• **Do this**: Print every entry exactly as written.

• **Items**:
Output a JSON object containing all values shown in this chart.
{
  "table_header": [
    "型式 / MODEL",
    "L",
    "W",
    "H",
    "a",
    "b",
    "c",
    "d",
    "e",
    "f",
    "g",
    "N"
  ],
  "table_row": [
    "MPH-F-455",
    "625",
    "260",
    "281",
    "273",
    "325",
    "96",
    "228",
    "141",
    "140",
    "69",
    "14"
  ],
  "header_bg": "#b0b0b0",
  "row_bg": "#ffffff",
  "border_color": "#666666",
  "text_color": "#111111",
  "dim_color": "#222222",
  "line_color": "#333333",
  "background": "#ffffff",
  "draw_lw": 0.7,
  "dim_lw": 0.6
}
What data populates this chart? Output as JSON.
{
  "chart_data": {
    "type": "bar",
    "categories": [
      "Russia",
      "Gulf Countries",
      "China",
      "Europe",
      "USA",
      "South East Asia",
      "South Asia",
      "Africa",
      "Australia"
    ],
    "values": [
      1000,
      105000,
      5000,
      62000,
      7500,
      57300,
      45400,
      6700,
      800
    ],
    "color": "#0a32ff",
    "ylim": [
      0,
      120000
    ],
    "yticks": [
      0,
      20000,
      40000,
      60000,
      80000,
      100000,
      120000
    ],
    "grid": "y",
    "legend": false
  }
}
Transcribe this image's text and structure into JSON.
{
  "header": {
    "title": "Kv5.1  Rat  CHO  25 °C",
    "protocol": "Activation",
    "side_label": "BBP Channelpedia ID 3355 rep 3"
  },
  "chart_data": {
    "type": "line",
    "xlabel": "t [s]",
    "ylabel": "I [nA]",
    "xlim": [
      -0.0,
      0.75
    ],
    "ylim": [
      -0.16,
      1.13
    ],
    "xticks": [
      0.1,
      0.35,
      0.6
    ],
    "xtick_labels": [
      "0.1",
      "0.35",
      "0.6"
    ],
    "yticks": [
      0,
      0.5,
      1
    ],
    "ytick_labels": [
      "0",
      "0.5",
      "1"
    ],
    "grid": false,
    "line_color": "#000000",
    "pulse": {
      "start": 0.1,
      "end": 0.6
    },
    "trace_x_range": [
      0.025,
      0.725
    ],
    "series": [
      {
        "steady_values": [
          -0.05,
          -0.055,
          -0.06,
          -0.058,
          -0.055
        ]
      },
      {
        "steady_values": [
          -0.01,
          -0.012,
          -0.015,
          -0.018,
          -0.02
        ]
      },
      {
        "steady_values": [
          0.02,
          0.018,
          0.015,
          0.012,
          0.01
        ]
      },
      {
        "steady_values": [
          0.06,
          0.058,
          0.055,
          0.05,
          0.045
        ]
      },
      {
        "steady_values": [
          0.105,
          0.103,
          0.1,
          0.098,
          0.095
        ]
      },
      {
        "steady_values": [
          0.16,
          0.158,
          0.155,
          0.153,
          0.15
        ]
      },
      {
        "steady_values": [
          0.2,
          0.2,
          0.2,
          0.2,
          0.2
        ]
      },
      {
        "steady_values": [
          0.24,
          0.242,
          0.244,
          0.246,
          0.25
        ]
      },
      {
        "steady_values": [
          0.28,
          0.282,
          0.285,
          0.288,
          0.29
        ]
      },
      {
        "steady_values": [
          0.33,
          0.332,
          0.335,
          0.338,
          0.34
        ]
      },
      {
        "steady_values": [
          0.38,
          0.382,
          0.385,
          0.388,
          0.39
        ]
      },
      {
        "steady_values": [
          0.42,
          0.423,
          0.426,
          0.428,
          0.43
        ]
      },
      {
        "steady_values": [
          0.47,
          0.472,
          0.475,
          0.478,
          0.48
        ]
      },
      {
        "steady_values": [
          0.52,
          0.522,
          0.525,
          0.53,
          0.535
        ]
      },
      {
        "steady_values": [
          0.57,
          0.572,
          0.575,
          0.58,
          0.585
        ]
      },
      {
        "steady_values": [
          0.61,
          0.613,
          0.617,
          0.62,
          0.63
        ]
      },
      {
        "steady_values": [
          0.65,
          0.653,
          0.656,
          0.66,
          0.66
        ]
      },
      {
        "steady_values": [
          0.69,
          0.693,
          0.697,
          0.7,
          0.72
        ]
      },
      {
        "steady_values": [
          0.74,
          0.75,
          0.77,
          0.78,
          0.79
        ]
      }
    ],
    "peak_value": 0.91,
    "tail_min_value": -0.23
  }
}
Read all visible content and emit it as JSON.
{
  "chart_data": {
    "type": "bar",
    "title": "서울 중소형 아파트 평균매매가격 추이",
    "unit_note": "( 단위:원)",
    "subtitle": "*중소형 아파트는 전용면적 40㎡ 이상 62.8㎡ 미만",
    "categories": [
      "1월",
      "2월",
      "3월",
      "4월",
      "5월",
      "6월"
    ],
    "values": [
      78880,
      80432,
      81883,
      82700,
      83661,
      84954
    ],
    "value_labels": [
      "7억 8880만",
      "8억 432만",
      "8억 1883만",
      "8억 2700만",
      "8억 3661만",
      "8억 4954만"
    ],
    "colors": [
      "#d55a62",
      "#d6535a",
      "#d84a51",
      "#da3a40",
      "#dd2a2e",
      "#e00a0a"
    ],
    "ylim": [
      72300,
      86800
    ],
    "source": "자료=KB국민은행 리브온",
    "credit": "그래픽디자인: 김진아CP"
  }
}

• **Complete answer**:
Output a JSON object containing all values shown in this chart.
{
  "table_header": [
    "型式 / MODEL",
    "L",
    "W",
    "H",
    "a",
    "b",
    "c",
    "d",
    "e",
    "f",
    "g",
    "N"
  ],
  "table_row": [
    "MPH-F-455",
    "625",
    "260",
    "281",
    "273",
    "325",
    "96",
    "228",
    "141",
    "140",
    "69",
    "14"
  ],
  "header_bg": "#b0b0b0",
  "row_bg": "#ffffff",
  "border_color": "#666666",
  "text_color": "#111111",
  "dim_color": "#222222",
  "line_color": "#333333",
  "background": "#ffffff",
  "draw_lw": 0.7,
  "dim_lw": 0.6
}
What data populates this chart? Output as JSON.
{
  "chart_data": {
    "type": "bar",
    "categories": [
      "Russia",
      "Gulf Countries",
      "China",
      "Europe",
      "USA",
      "South East Asia",
      "South Asia",
      "Africa",
      "Australia"
    ],
    "values": [
      1000,
      105000,
      5000,
      62000,
      7500,
      57300,
      45400,
      6700,
      800
    ],
    "color": "#0a32ff",
    "ylim": [
      0,
      120000
    ],
    "yticks": [
      0,
      20000,
      40000,
      60000,
      80000,
      100000,
      120000
    ],
    "grid": "y",
    "legend": false
  }
}
Transcribe this image's text and structure into JSON.
{
  "header": {
    "title": "Kv5.1  Rat  CHO  25 °C",
    "protocol": "Activation",
    "side_label": "BBP Channelpedia ID 3355 rep 3"
  },
  "chart_data": {
    "type": "line",
    "xlabel": "t [s]",
    "ylabel": "I [nA]",
    "xlim": [
      -0.0,
      0.75
    ],
    "ylim": [
      -0.16,
      1.13
    ],
    "xticks": [
      0.1,
      0.35,
      0.6
    ],
    "xtick_labels": [
      "0.1",
      "0.35",
      "0.6"
    ],
    "yticks": [
      0,
      0.5,
      1
    ],
    "ytick_labels": [
      "0",
      "0.5",
      "1"
    ],
    "grid": false,
    "line_color": "#000000",
    "pulse": {
      "start": 0.1,
      "end": 0.6
    },
    "trace_x_range": [
      0.025,
      0.725
    ],
    "series": [
      {
        "steady_values": [
          -0.05,
          -0.055,
          -0.06,
          -0.058,
          -0.055
        ]
      },
      {
        "steady_values": [
          -0.01,
          -0.012,
          -0.015,
          -0.018,
          -0.02
        ]
      },
      {
        "steady_values": [
          0.02,
          0.018,
          0.015,
          0.012,
          0.01
        ]
      },
      {
        "steady_values": [
          0.06,
          0.058,
          0.055,
          0.05,
          0.045
        ]
      },
      {
        "steady_values": [
          0.105,
          0.103,
          0.1,
          0.098,
          0.095
        ]
      },
      {
        "steady_values": [
          0.16,
          0.158,
          0.155,
          0.153,
          0.15
        ]
      },
      {
        "steady_values": [
          0.2,
          0.2,
          0.2,
          0.2,
          0.2
        ]
      },
      {
        "steady_values": [
          0.24,
          0.242,
          0.244,
          0.246,
          0.25
        ]
      },
      {
        "steady_values": [
          0.28,
          0.282,
          0.285,
          0.288,
          0.29
        ]
      },
      {
        "steady_values": [
          0.33,
          0.332,
          0.335,
          0.338,
          0.34
        ]
      },
      {
        "steady_values": [
          0.38,
          0.382,
          0.385,
          0.388,
          0.39
        ]
      },
      {
        "steady_values": [
          0.42,
          0.423,
          0.426,
          0.428,
          0.43
        ]
      },
      {
        "steady_values": [
          0.47,
          0.472,
          0.475,
          0.478,
          0.48
        ]
      },
      {
        "steady_values": [
          0.52,
          0.522,
          0.525,
          0.53,
          0.535
        ]
      },
      {
        "steady_values": [
          0.57,
          0.572,
          0.575,
          0.58,
          0.585
        ]
      },
      {
        "steady_values": [
          0.61,
          0.613,
          0.617,
          0.62,
          0.63
        ]
      },
      {
        "steady_values": [
          0.65,
          0.653,
          0.656,
          0.66,
          0.66
        ]
      },
      {
        "steady_values": [
          0.69,
          0.693,
          0.697,
          0.7,
          0.72
        ]
      },
      {
        "steady_values": [
          0.74,
          0.75,
          0.77,
          0.78,
          0.79
        ]
      }
    ],
    "peak_value": 0.91,
    "tail_min_value": -0.23
  }
}
Read all visible content and emit it as JSON.
{
  "chart_data": {
    "type": "bar",
    "title": "서울 중소형 아파트 평균매매가격 추이",
    "unit_note": "( 단위:원)",
    "subtitle": "*중소형 아파트는 전용면적 40㎡ 이상 62.8㎡ 미만",
    "categories": [
      "1월",
      "2월",
      "3월",
      "4월",
      "5월",
      "6월"
    ],
    "values": [
      78880,
      80432,
      81883,
      82700,
      83661,
      84954
    ],
    "value_labels": [
      "7억 8880만",
      "8억 432만",
      "8억 1883만",
      "8억 2700만",
      "8억 3661만",
      "8억 4954만"
    ],
    "colors": [
      "#d55a62",
      "#d6535a",
      "#d84a51",
      "#da3a40",
      "#dd2a2e",
      "#e00a0a"
    ],
    "ylim": [
      72300,
      86800
    ],
    "source": "자료=KB국민은행 리브온",
    "credit": "그래픽디자인: 김진아CP"
  }
}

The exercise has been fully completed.